### EXERCISE PROMPT
Copy out all lines in the data below containing the string "кнопки".

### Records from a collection
====================
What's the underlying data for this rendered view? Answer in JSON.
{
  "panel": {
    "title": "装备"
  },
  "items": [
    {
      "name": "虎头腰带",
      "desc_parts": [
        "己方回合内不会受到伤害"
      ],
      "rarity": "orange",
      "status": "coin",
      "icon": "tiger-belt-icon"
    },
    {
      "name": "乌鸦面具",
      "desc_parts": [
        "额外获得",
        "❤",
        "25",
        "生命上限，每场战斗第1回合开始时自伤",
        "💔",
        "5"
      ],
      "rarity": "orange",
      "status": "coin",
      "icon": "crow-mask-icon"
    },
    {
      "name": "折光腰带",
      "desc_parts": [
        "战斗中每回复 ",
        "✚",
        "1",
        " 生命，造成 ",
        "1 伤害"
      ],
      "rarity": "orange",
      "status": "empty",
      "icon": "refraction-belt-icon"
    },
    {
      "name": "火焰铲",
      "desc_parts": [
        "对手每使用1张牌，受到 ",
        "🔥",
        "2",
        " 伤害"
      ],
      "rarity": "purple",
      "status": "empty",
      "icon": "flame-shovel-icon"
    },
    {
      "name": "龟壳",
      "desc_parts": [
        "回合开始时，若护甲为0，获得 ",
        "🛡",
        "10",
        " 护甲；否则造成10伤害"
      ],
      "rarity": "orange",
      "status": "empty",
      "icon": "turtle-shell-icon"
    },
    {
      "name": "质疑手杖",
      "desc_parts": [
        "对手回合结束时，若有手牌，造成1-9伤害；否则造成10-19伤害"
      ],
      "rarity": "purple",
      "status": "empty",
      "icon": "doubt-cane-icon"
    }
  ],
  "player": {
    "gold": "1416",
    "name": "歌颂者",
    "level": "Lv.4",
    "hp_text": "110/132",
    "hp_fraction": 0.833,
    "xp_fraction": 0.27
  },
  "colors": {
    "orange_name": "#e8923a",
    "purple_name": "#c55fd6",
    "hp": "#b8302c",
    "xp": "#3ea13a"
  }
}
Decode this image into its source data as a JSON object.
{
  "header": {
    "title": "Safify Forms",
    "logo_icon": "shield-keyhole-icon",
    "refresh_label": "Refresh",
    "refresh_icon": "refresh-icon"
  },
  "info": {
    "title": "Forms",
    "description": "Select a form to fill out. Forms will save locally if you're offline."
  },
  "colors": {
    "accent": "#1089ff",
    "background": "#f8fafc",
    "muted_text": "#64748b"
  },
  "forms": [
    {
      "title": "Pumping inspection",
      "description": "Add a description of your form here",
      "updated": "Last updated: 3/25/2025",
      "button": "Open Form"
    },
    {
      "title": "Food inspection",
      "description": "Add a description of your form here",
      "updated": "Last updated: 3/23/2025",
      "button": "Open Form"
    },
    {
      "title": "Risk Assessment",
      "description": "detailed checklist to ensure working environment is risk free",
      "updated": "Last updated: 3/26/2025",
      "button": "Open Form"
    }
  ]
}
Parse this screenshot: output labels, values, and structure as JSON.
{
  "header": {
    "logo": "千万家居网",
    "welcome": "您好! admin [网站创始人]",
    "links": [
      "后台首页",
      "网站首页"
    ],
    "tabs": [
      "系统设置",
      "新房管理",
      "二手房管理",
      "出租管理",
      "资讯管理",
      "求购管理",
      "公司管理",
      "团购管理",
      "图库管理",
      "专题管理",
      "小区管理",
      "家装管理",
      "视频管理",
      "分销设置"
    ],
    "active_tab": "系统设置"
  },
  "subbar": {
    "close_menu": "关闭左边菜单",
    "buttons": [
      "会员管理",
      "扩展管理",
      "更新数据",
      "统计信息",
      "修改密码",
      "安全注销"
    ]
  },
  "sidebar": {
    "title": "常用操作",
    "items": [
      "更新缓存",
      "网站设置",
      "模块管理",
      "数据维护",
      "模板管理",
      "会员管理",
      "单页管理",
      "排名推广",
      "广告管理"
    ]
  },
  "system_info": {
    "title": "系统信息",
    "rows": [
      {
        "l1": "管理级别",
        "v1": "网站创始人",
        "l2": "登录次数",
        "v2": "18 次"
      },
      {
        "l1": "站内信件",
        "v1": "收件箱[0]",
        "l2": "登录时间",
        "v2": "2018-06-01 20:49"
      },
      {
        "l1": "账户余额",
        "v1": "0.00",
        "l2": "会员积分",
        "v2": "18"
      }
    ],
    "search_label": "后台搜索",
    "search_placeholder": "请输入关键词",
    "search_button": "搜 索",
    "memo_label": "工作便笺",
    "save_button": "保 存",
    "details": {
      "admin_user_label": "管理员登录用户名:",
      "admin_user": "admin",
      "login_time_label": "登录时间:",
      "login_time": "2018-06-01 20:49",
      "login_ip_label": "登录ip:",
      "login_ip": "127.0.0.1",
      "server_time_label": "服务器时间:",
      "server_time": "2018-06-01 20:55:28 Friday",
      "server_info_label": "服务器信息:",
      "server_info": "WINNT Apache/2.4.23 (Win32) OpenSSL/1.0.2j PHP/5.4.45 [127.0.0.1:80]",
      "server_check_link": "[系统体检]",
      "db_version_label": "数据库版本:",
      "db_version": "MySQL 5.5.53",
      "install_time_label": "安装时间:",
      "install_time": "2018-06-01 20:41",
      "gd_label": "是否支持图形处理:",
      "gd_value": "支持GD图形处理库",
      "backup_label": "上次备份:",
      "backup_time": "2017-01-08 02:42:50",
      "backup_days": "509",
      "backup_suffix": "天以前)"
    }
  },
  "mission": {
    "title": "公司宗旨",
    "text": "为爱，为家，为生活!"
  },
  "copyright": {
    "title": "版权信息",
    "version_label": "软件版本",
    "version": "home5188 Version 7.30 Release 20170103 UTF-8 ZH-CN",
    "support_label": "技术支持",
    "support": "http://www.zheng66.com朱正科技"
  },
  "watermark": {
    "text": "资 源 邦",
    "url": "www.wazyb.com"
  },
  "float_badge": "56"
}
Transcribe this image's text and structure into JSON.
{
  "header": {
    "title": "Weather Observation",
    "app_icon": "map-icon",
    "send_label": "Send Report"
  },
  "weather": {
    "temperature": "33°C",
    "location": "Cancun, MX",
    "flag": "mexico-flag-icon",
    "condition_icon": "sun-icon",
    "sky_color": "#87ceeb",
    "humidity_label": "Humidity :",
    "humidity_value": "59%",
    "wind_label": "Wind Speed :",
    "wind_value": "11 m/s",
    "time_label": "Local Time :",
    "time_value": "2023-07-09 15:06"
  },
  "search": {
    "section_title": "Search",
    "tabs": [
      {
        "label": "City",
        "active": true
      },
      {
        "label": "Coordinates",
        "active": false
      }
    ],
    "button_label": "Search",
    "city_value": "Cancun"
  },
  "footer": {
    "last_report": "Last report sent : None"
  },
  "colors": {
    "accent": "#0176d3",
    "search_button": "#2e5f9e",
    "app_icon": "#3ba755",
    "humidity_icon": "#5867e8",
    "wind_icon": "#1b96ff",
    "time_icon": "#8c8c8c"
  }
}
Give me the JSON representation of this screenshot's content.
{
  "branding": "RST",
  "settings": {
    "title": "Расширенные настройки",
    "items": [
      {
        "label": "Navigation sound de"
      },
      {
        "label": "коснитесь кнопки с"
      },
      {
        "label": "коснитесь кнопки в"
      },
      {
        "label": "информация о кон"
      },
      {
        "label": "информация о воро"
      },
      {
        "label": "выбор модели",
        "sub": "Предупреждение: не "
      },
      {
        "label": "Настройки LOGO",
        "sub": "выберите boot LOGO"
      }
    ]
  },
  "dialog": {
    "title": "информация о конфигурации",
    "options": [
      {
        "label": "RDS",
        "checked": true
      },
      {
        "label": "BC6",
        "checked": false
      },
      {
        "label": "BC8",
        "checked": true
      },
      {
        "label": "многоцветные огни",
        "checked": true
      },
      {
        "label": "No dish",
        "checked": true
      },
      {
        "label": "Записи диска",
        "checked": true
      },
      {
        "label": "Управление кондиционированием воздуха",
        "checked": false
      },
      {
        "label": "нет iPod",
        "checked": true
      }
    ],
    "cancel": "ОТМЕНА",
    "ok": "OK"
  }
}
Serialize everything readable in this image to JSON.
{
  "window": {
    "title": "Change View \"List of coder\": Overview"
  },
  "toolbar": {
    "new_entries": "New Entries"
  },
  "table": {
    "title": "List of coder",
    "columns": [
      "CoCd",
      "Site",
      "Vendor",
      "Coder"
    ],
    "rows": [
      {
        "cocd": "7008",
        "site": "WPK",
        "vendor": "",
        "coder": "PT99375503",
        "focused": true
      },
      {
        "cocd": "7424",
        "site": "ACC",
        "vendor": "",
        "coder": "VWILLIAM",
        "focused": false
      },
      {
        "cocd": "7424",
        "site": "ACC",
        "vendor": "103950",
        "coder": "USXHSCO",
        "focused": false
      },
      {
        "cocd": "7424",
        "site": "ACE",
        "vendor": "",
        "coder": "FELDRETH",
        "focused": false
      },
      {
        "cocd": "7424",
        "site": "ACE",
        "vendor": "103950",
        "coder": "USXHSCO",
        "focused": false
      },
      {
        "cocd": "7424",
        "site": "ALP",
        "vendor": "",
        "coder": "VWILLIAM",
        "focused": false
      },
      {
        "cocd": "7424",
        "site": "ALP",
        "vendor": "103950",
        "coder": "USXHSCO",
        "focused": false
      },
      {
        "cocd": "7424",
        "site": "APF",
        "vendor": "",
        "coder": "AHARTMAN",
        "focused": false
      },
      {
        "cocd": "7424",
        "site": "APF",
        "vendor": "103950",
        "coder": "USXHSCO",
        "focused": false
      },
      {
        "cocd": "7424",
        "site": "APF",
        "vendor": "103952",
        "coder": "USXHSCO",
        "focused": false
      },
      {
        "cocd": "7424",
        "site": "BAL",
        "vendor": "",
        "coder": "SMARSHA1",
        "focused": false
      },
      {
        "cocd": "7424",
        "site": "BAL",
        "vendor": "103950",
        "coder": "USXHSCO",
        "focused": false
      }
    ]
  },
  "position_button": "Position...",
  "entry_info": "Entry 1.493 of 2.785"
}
====================
### OUTPUT FOR THIS EXERCISE
        "label": "коснитесь кнопки с"
        "label": "коснитесь кнопки в"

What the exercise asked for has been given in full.